- AIM OF THE EXERCISE -
Copy out each line of the data holding "Tinglyst".

□ □ □ □

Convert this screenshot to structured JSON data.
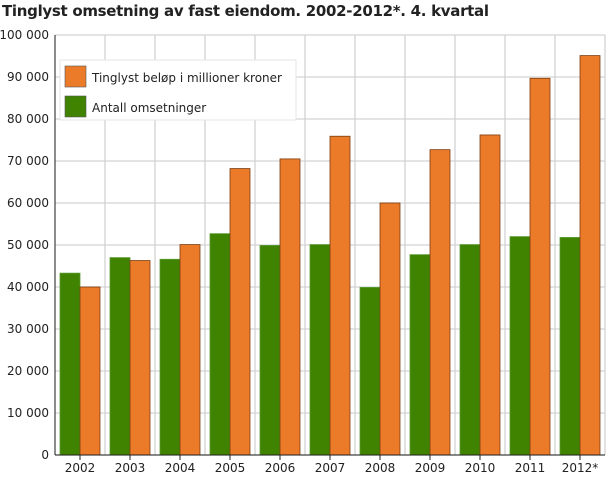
{
  "chart_data": {
    "type": "bar",
    "title": "Tinglyst omsetning av fast eiendom. 2002-2012*. 4. kvartal",
    "xlabel": "",
    "ylabel": "",
    "ylim": [
      0,
      100000
    ],
    "yticks": [
      0,
      10000,
      20000,
      30000,
      40000,
      50000,
      60000,
      70000,
      80000,
      90000,
      100000
    ],
    "ytick_labels": [
      "0",
      "10 000",
      "20 000",
      "30 000",
      "40 000",
      "50 000",
      "60 000",
      "70 000",
      "80 000",
      "90 000",
      "100 000"
    ],
    "categories": [
      "2002",
      "2003",
      "2004",
      "2005",
      "2006",
      "2007",
      "2008",
      "2009",
      "2010",
      "2011",
      "2012*"
    ],
    "grid": true,
    "legend_position": "top-left",
    "series": [
      {
        "name": "Antall omsetninger",
        "color": "#3f8300",
        "values": [
          43300,
          47000,
          46600,
          52700,
          49900,
          50100,
          39900,
          47700,
          50100,
          52000,
          51800
        ]
      },
      {
        "name": "Tinglyst beløp i millioner kroner",
        "color": "#eb7a29",
        "values": [
          40000,
          46300,
          50100,
          68200,
          70500,
          75900,
          60000,
          72700,
          76200,
          89700,
          95100
        ]
      }
    ]
  }
}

□ □ □ □

- ANSWER TO THIS TASK -
    "title": "Tinglyst omsetning av fast eiendom. 2002-2012*. 4. kvartal",
        "name": "Tinglyst beløp i millioner kroner",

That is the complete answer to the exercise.